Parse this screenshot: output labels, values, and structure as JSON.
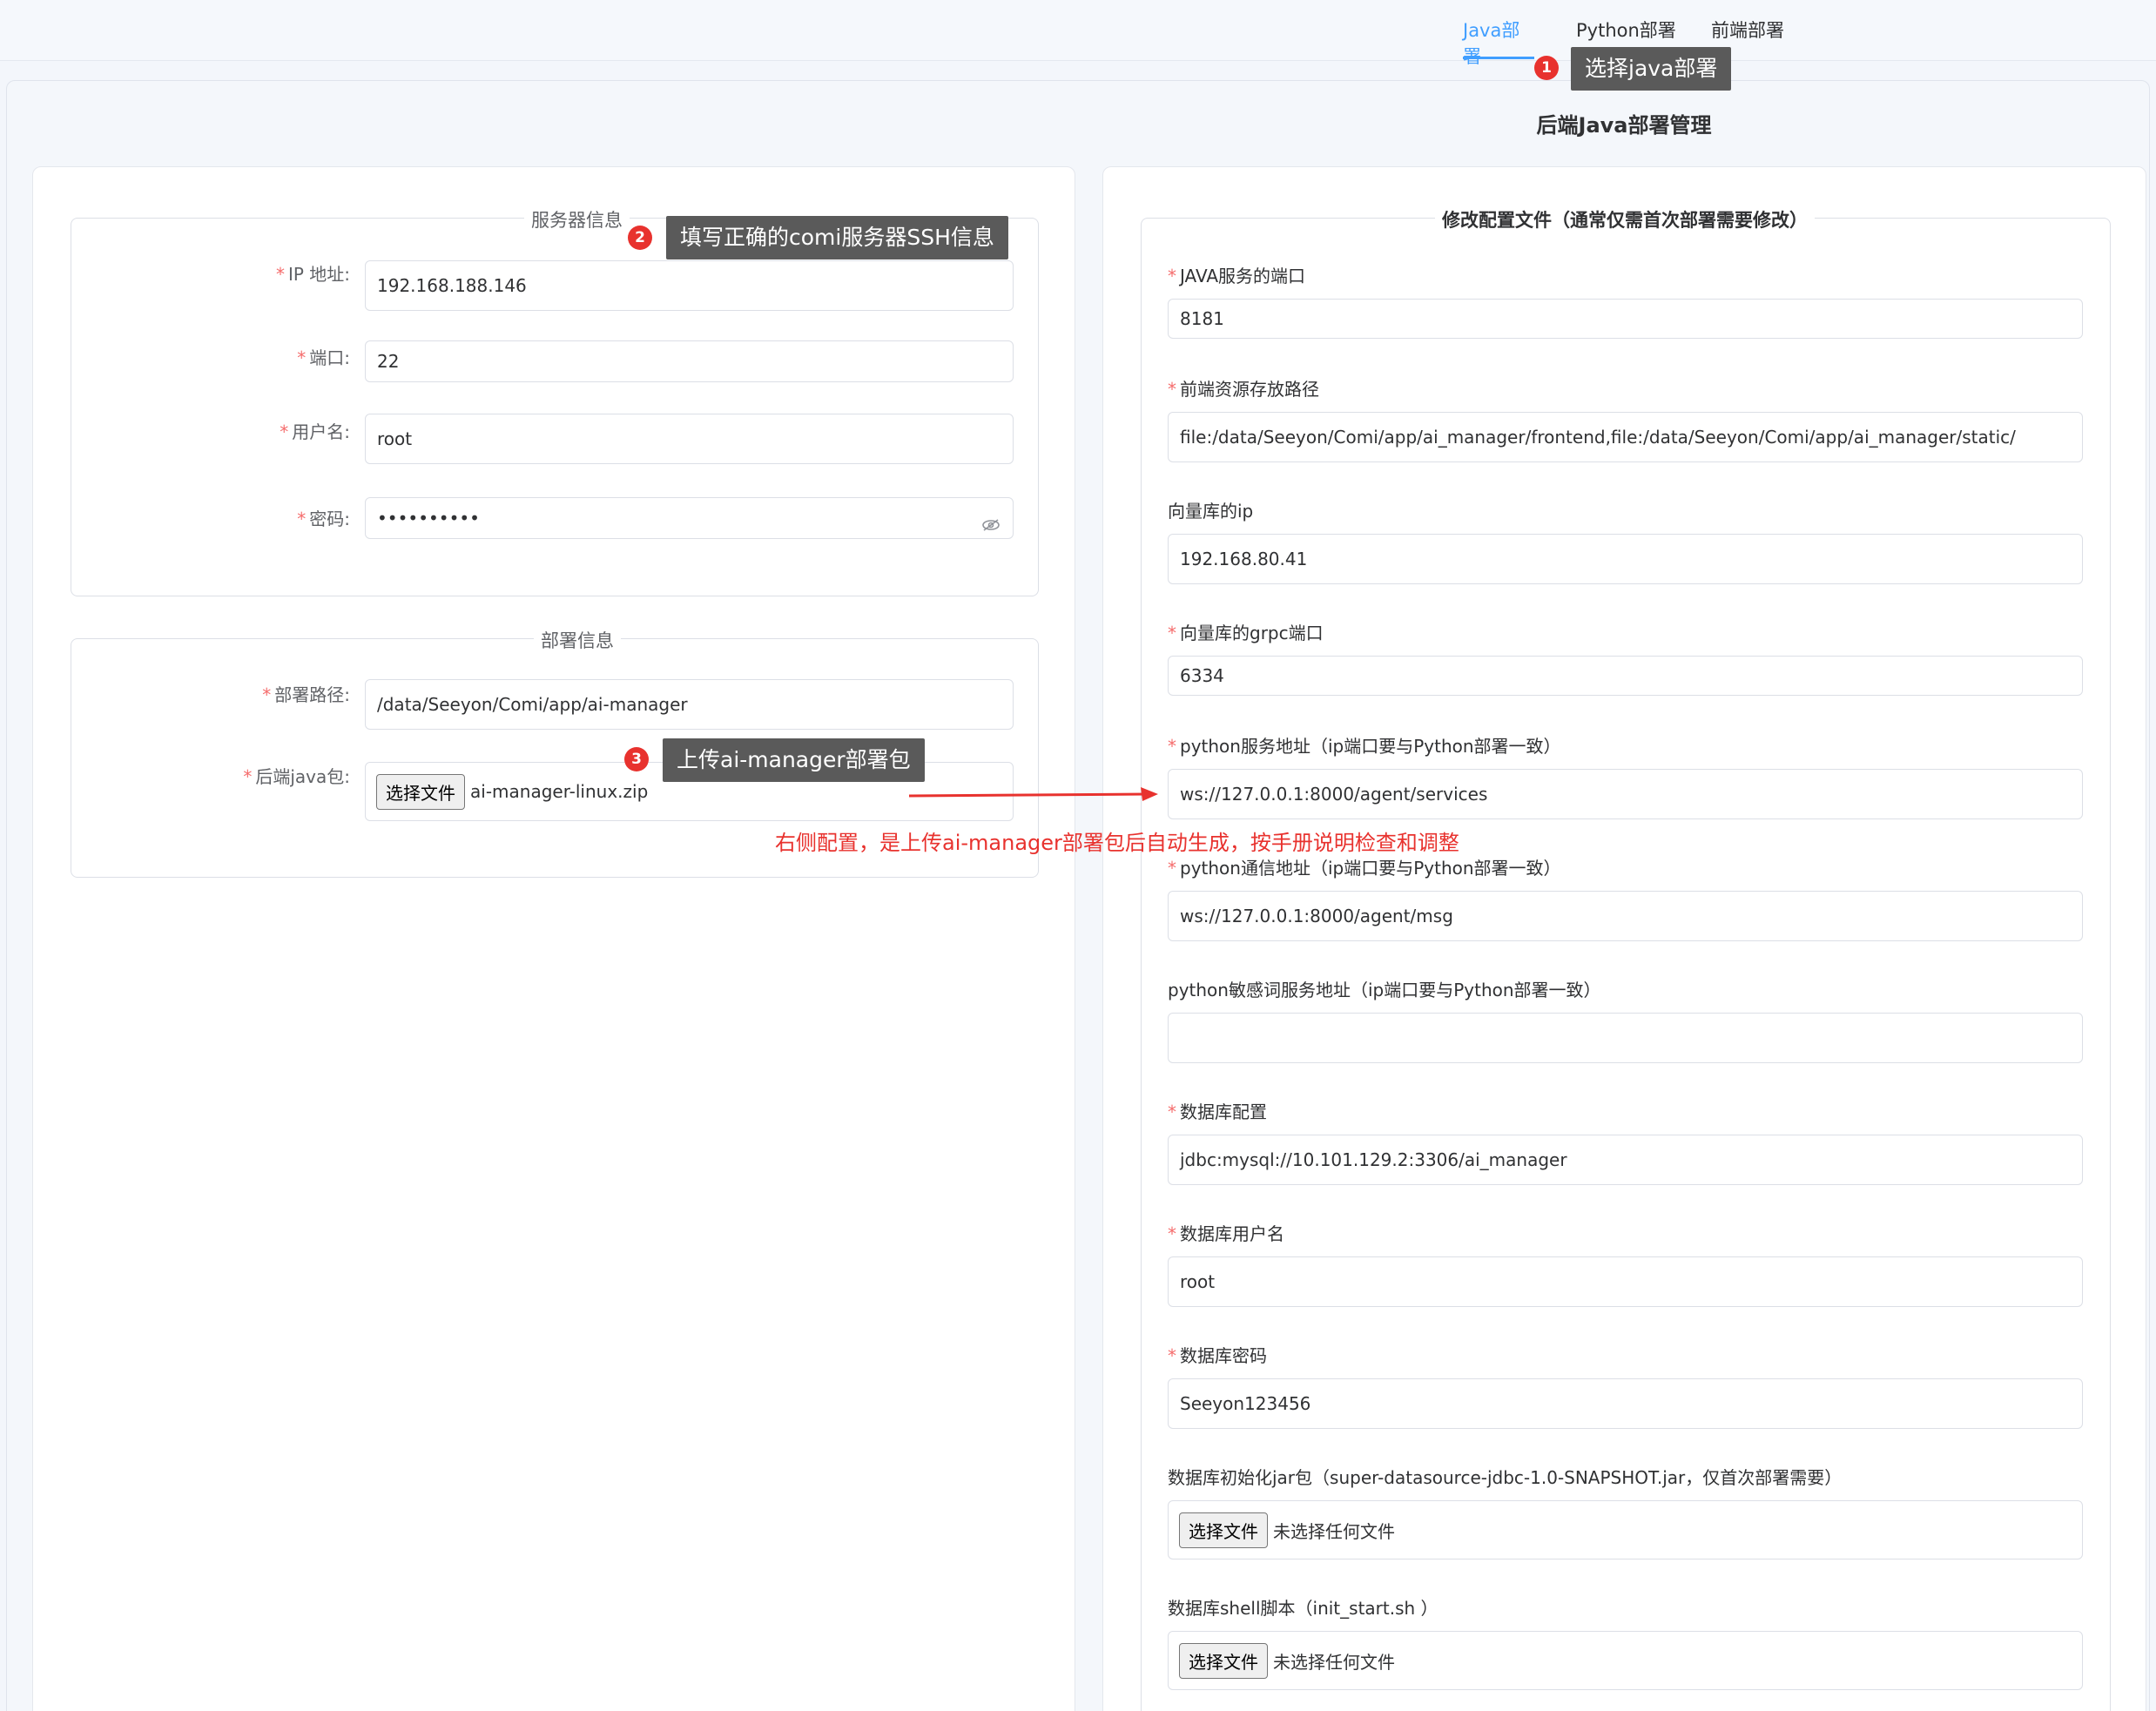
{
  "tabs": [
    {
      "label": "Java部署",
      "active": true
    },
    {
      "label": "Python部署",
      "active": false
    },
    {
      "label": "前端部署",
      "active": false
    }
  ],
  "page_title": "后端Java部署管理",
  "server_info": {
    "legend": "服务器信息",
    "ip_label": "IP 地址:",
    "ip_value": "192.168.188.146",
    "port_label": "端口:",
    "port_value": "22",
    "user_label": "用户名:",
    "user_value": "root",
    "password_label": "密码:",
    "password_value": "••••••••••"
  },
  "deploy_info": {
    "legend": "部署信息",
    "path_label": "部署路径:",
    "path_value": "/data/Seeyon/Comi/app/ai-manager",
    "package_label": "后端java包:",
    "choose_file": "选择文件",
    "package_file": "ai-manager-linux.zip"
  },
  "config": {
    "legend": "修改配置文件（通常仅需首次部署需要修改）",
    "fields": [
      {
        "label": "JAVA服务的端口",
        "required": true,
        "value": "8181"
      },
      {
        "label": "前端资源存放路径",
        "required": true,
        "value": "file:/data/Seeyon/Comi/app/ai_manager/frontend,file:/data/Seeyon/Comi/app/ai_manager/static/"
      },
      {
        "label": "向量库的ip",
        "required": false,
        "value": "192.168.80.41"
      },
      {
        "label": "向量库的grpc端口",
        "required": true,
        "value": "6334"
      },
      {
        "label": "python服务地址（ip端口要与Python部署一致）",
        "required": true,
        "value": "ws://127.0.0.1:8000/agent/services"
      },
      {
        "label": "python通信地址（ip端口要与Python部署一致）",
        "required": true,
        "value": "ws://127.0.0.1:8000/agent/msg"
      },
      {
        "label": "python敏感词服务地址（ip端口要与Python部署一致）",
        "required": false,
        "value": ""
      },
      {
        "label": "数据库配置",
        "required": true,
        "value": "jdbc:mysql://10.101.129.2:3306/ai_manager"
      },
      {
        "label": "数据库用户名",
        "required": true,
        "value": "root"
      },
      {
        "label": "数据库密码",
        "required": true,
        "value": "Seeyon123456"
      }
    ],
    "jar_label": "数据库初始化jar包（super-datasource-jdbc-1.0-SNAPSHOT.jar，仅首次部署需要）",
    "shell_label": "数据库shell脚本（init_start.sh ）",
    "choose_file": "选择文件",
    "no_file": "未选择任何文件"
  },
  "annotations": {
    "callout1": "选择java部署",
    "callout2": "填写正确的comi服务器SSH信息",
    "callout3": "上传ai-manager部署包",
    "note": "右侧配置，是上传ai-manager部署包后自动生成，按手册说明检查和调整",
    "n1": "1",
    "n2": "2",
    "n3": "3",
    "color": "#e8322e"
  }
}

=== Aim ===
All lines that include "agent" are to be gathered and copied.

=== Exercise solution ===
        "value": "ws://127.0.0.1:8000/agent/services"
        "value": "ws://127.0.0.1:8000/agent/msg"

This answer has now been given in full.